* **Work to do**:
In the listing below, identify each line with the word "document" and return those lines.

-- START --

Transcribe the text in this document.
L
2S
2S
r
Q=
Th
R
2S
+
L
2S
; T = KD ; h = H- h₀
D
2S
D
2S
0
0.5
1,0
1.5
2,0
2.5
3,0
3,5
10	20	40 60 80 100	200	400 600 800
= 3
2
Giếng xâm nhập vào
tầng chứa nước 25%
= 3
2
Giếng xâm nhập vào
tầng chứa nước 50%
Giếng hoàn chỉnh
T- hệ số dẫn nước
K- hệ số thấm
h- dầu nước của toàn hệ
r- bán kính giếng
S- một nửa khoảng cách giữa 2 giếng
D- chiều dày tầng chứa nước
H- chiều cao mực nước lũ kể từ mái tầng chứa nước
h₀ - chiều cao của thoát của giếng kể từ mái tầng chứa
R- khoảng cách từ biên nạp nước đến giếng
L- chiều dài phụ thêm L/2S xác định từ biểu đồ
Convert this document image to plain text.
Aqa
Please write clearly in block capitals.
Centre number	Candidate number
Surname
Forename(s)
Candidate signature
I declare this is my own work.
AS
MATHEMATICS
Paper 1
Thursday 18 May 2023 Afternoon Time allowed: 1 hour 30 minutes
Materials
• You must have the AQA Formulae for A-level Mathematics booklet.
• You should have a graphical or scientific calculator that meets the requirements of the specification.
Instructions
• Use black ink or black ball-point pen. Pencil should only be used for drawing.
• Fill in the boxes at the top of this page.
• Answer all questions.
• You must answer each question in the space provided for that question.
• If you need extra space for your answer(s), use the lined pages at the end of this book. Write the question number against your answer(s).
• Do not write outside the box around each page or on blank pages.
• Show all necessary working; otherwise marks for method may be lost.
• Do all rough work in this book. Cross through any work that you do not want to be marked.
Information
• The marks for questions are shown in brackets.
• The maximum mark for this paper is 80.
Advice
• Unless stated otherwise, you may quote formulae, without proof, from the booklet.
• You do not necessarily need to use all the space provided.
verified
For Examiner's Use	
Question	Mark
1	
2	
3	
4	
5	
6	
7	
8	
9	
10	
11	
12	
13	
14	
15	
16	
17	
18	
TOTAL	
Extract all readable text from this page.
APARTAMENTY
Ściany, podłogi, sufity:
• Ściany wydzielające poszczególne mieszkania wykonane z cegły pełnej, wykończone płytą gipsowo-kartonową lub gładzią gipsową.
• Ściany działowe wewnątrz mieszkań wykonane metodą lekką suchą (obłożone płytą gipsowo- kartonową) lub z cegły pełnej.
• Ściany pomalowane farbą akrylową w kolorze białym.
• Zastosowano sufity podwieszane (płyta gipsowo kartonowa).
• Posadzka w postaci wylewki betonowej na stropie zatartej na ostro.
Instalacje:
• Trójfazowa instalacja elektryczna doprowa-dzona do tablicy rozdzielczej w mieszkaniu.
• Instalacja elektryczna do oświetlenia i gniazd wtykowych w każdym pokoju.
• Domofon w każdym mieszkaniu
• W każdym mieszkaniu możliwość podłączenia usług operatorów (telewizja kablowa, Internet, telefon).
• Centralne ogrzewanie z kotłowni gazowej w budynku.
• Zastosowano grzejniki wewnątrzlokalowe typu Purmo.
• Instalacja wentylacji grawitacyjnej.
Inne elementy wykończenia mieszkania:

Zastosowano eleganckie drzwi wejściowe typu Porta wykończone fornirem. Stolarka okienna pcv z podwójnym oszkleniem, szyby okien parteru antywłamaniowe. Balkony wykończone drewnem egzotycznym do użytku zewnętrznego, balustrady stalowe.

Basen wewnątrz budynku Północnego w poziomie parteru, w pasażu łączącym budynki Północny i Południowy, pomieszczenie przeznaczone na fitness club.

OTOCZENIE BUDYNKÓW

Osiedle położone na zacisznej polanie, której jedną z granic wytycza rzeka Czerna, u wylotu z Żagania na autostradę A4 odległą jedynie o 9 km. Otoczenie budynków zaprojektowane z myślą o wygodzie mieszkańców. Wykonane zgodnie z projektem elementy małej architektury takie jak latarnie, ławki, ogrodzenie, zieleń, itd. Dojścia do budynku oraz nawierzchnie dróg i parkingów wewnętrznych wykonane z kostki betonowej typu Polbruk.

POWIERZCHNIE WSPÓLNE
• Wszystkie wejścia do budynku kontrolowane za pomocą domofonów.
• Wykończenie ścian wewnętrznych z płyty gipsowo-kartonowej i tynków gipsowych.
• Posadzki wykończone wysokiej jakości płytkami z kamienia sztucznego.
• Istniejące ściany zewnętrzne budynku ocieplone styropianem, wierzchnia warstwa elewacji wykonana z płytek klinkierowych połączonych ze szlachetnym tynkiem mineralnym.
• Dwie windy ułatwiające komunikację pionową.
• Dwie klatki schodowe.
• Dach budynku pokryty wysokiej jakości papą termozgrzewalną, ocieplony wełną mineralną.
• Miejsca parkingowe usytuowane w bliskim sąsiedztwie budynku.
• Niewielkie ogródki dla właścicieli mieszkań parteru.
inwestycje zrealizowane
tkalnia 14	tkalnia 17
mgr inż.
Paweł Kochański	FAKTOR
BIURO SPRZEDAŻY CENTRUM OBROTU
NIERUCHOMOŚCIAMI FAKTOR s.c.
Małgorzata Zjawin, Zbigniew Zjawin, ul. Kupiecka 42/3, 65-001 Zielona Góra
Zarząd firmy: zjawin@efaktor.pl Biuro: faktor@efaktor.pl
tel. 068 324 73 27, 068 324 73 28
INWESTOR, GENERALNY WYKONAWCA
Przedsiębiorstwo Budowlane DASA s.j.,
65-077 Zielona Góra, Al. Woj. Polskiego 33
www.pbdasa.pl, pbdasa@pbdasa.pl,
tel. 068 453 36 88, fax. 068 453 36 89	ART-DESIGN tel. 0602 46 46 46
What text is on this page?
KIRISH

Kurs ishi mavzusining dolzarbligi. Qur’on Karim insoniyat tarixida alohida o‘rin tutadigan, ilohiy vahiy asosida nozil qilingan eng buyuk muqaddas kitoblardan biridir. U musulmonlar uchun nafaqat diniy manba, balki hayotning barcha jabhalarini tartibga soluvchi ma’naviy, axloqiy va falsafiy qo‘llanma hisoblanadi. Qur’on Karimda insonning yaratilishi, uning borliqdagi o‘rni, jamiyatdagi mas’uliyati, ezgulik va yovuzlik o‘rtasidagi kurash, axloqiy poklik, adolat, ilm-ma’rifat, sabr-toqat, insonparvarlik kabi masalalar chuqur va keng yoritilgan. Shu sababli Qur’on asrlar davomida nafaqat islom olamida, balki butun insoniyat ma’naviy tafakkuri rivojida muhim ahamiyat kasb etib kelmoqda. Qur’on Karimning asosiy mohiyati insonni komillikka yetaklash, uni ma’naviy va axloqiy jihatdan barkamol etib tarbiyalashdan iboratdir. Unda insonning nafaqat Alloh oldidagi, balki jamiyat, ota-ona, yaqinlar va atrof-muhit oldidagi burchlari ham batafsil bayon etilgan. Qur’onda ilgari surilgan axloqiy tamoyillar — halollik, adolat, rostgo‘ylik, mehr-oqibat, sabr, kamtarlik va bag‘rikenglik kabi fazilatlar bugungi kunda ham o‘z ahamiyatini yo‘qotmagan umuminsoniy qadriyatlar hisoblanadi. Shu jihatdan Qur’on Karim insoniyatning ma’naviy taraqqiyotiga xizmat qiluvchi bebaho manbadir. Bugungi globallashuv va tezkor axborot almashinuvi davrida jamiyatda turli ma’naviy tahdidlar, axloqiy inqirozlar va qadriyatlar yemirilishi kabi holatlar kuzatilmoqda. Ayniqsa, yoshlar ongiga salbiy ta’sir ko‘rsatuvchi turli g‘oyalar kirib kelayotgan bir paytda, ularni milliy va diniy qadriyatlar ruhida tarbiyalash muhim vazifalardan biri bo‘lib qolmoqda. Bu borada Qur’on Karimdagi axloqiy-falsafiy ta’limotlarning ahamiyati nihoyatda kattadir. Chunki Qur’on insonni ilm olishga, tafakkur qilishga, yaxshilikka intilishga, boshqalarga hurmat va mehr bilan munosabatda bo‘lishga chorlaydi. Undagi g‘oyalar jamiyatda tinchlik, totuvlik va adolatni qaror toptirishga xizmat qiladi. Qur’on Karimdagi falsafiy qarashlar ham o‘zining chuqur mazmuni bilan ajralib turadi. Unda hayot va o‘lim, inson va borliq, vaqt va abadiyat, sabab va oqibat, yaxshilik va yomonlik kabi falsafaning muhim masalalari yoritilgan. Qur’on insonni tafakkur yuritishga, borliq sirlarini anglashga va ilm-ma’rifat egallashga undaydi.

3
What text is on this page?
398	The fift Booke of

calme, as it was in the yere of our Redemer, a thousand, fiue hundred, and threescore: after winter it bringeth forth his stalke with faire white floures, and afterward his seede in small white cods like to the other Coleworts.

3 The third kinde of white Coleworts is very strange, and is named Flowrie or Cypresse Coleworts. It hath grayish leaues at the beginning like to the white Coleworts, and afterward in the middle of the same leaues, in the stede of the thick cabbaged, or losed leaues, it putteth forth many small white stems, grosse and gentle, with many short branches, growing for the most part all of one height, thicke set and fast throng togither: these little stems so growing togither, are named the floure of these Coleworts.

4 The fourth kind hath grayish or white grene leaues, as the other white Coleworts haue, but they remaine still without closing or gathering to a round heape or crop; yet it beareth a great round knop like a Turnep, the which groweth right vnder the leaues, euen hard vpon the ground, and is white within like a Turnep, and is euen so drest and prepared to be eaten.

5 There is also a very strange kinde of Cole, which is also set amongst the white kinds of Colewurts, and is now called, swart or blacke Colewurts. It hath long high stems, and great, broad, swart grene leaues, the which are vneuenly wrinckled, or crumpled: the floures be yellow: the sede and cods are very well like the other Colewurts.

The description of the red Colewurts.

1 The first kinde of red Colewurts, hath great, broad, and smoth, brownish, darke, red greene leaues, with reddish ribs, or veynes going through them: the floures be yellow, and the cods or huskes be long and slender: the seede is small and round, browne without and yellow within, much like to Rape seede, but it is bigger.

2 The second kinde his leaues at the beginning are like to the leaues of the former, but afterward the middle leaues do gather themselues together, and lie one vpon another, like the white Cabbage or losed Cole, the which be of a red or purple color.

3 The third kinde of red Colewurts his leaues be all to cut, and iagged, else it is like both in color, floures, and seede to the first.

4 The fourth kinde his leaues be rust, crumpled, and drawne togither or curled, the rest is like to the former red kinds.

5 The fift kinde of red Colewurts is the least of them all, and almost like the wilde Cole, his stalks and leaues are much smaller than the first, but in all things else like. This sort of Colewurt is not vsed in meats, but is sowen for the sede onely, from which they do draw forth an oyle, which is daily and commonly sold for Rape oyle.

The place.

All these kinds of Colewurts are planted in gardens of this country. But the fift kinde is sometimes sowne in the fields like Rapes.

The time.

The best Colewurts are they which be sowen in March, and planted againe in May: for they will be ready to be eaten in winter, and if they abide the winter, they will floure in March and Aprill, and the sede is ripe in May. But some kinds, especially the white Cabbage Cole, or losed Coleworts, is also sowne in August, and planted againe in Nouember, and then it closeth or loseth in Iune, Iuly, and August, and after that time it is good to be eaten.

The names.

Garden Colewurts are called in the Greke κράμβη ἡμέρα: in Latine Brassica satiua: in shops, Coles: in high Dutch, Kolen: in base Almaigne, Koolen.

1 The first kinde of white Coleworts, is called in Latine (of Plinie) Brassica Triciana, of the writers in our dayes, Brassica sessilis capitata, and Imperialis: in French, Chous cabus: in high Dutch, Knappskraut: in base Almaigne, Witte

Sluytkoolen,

-- END --

* **Solution to the exercise**:
Transcribe the text in this document.
Convert this document image to plain text.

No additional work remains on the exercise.